▸ Task
Reproduce all the lines below exactly and omit the images.

[Records from a collection]
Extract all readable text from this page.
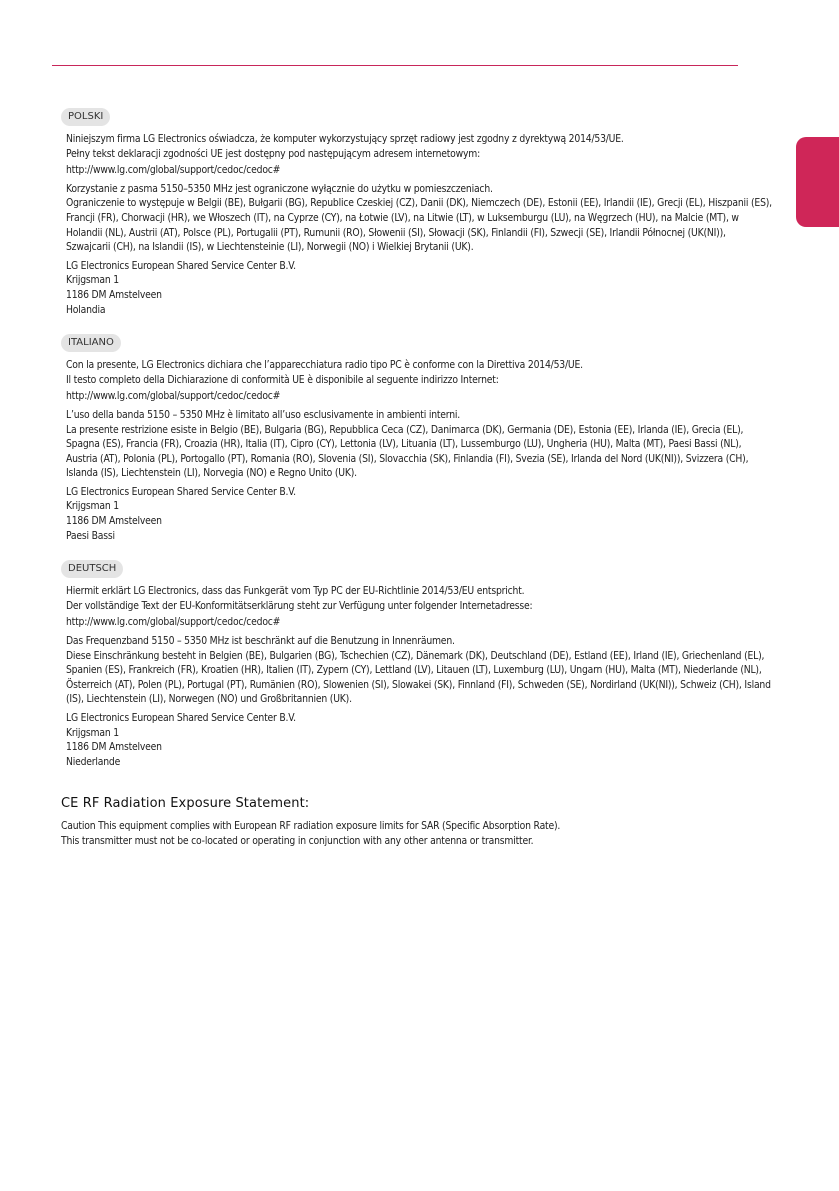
POLSKI

Niniejszym firma LG Electronics oświadcza, że komputer wykorzystujący sprzęt radiowy jest zgodny z dyrektywą 2014/53/UE.

Pełny tekst deklaracji zgodności UE jest dostępny pod następującym adresem internetowym:

http://www.lg.com/global/support/cedoc/cedoc#

Korzystanie z pasma 5150–5350 MHz jest ograniczone wyłącznie do użytku w pomieszczeniach.

Ograniczenie to występuje w Belgii (BE), Bułgarii (BG), Republice Czeskiej (CZ), Danii (DK), Niemczech (DE), Estonii (EE), Irlandii (IE), Grecji (EL), Hiszpanii (ES), Francji (FR), Chorwacji (HR), we Włoszech (IT), na Cyprze (CY), na Łotwie (LV), na Litwie (LT), w Luksemburgu (LU), na Węgrzech (HU), na Malcie (MT), w Holandii (NL), Austrii (AT), Polsce (PL), Portugalii (PT), Rumunii (RO), Słowenii (SI), Słowacji (SK), Finlandii (FI), Szwecji (SE), Irlandii Północnej (UK(NI)), Szwajcarii (CH), na Islandii (IS), w Liechtensteinie (LI), Norwegii (NO) i Wielkiej Brytanii (UK).

LG Electronics European Shared Service Center B.V.

Krijgsman 1

1186 DM Amstelveen

Holandia

ITALIANO

Con la presente, LG Electronics dichiara che l’apparecchiatura radio tipo PC è conforme con la Direttiva 2014/53/UE.

Il testo completo della Dichiarazione di conformità UE è disponibile al seguente indirizzo Internet:

http://www.lg.com/global/support/cedoc/cedoc#

L’uso della banda 5150 – 5350 MHz è limitato all’uso esclusivamente in ambienti interni.

La presente restrizione esiste in Belgio (BE), Bulgaria (BG), Repubblica Ceca (CZ), Danimarca (DK), Germania (DE), Estonia (EE), Irlanda (IE), Grecia (EL), Spagna (ES), Francia (FR), Croazia (HR), Italia (IT), Cipro (CY), Lettonia (LV), Lituania (LT), Lussemburgo (LU), Ungheria (HU), Malta (MT), Paesi Bassi (NL), Austria (AT), Polonia (PL), Portogallo (PT), Romania (RO), Slovenia (SI), Slovacchia (SK), Finlandia (FI), Svezia (SE), Irlanda del Nord (UK(NI)), Svizzera (CH), Islanda (IS), Liechtenstein (LI), Norvegia (NO) e Regno Unito (UK).

LG Electronics European Shared Service Center B.V.

Krijgsman 1

1186 DM Amstelveen

Paesi Bassi

DEUTSCH

Hiermit erklärt LG Electronics, dass das Funkgerät vom Typ PC der EU-Richtlinie 2014/53/EU entspricht.

Der vollständige Text der EU-Konformitätserklärung steht zur Verfügung unter folgender Internetadresse:

http://www.lg.com/global/support/cedoc/cedoc#

Das Frequenzband 5150 – 5350 MHz ist beschränkt auf die Benutzung in Innenräumen.

Diese Einschränkung besteht in Belgien (BE), Bulgarien (BG), Tschechien (CZ), Dänemark (DK), Deutschland (DE), Estland (EE), Irland (IE), Griechenland (EL), Spanien (ES), Frankreich (FR), Kroatien (HR), Italien (IT), Zypern (CY), Lettland (LV), Litauen (LT), Luxemburg (LU), Ungarn (HU), Malta (MT), Niederlande (NL), Österreich (AT), Polen (PL), Portugal (PT), Rumänien (RO), Slowenien (SI), Slowakei (SK), Finnland (FI), Schweden (SE), Nordirland (UK(NI)), Schweiz (CH), Island (IS), Liechtenstein (LI), Norwegen (NO) und Großbritannien (UK).

LG Electronics European Shared Service Center B.V.

Krijgsman 1

1186 DM Amstelveen

Niederlande

CE RF Radiation Exposure Statement:

Caution This equipment complies with European RF radiation exposure limits for SAR (Specific Absorption Rate).

This transmitter must not be co-located or operating in conjunction with any other antenna or transmitter.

▸ Result of the exercise
Extract all readable text from this page.
POLSKI

Niniejszym firma LG Electronics oświadcza, że komputer wykorzystujący sprzęt radiowy jest zgodny z dyrektywą 2014/53/UE.

Pełny tekst deklaracji zgodności UE jest dostępny pod następującym adresem internetowym:

http://www.lg.com/global/support/cedoc/cedoc#

Korzystanie z pasma 5150–5350 MHz jest ograniczone wyłącznie do użytku w pomieszczeniach.

Ograniczenie to występuje w Belgii (BE), Bułgarii (BG), Republice Czeskiej (CZ), Danii (DK), Niemczech (DE), Estonii (EE), Irlandii (IE), Grecji (EL), Hiszpanii (ES), Francji (FR), Chorwacji (HR), we Włoszech (IT), na Cyprze (CY), na Łotwie (LV), na Litwie (LT), w Luksemburgu (LU), na Węgrzech (HU), na Malcie (MT), w Holandii (NL), Austrii (AT), Polsce (PL), Portugalii (PT), Rumunii (RO), Słowenii (SI), Słowacji (SK), Finlandii (FI), Szwecji (SE), Irlandii Północnej (UK(NI)), Szwajcarii (CH), na Islandii (IS), w Liechtensteinie (LI), Norwegii (NO) i Wielkiej Brytanii (UK).

LG Electronics European Shared Service Center B.V.

Krijgsman 1

1186 DM Amstelveen

Holandia

ITALIANO

Con la presente, LG Electronics dichiara che l’apparecchiatura radio tipo PC è conforme con la Direttiva 2014/53/UE.

Il testo completo della Dichiarazione di conformità UE è disponibile al seguente indirizzo Internet:

http://www.lg.com/global/support/cedoc/cedoc#

L’uso della banda 5150 – 5350 MHz è limitato all’uso esclusivamente in ambienti interni.

La presente restrizione esiste in Belgio (BE), Bulgaria (BG), Repubblica Ceca (CZ), Danimarca (DK), Germania (DE), Estonia (EE), Irlanda (IE), Grecia (EL), Spagna (ES), Francia (FR), Croazia (HR), Italia (IT), Cipro (CY), Lettonia (LV), Lituania (LT), Lussemburgo (LU), Ungheria (HU), Malta (MT), Paesi Bassi (NL), Austria (AT), Polonia (PL), Portogallo (PT), Romania (RO), Slovenia (SI), Slovacchia (SK), Finlandia (FI), Svezia (SE), Irlanda del Nord (UK(NI)), Svizzera (CH), Islanda (IS), Liechtenstein (LI), Norvegia (NO) e Regno Unito (UK).

LG Electronics European Shared Service Center B.V.

Krijgsman 1

1186 DM Amstelveen

Paesi Bassi

DEUTSCH

Hiermit erklärt LG Electronics, dass das Funkgerät vom Typ PC der EU-Richtlinie 2014/53/EU entspricht.

Der vollständige Text der EU-Konformitätserklärung steht zur Verfügung unter folgender Internetadresse:

http://www.lg.com/global/support/cedoc/cedoc#

Das Frequenzband 5150 – 5350 MHz ist beschränkt auf die Benutzung in Innenräumen.

Diese Einschränkung besteht in Belgien (BE), Bulgarien (BG), Tschechien (CZ), Dänemark (DK), Deutschland (DE), Estland (EE), Irland (IE), Griechenland (EL), Spanien (ES), Frankreich (FR), Kroatien (HR), Italien (IT), Zypern (CY), Lettland (LV), Litauen (LT), Luxemburg (LU), Ungarn (HU), Malta (MT), Niederlande (NL), Österreich (AT), Polen (PL), Portugal (PT), Rumänien (RO), Slowenien (SI), Slowakei (SK), Finnland (FI), Schweden (SE), Nordirland (UK(NI)), Schweiz (CH), Island (IS), Liechtenstein (LI), Norwegen (NO) und Großbritannien (UK).

LG Electronics European Shared Service Center B.V.

Krijgsman 1

1186 DM Amstelveen

Niederlande

CE RF Radiation Exposure Statement:

Caution This equipment complies with European RF radiation exposure limits for SAR (Specific Absorption Rate).

This transmitter must not be co-located or operating in conjunction with any other antenna or transmitter.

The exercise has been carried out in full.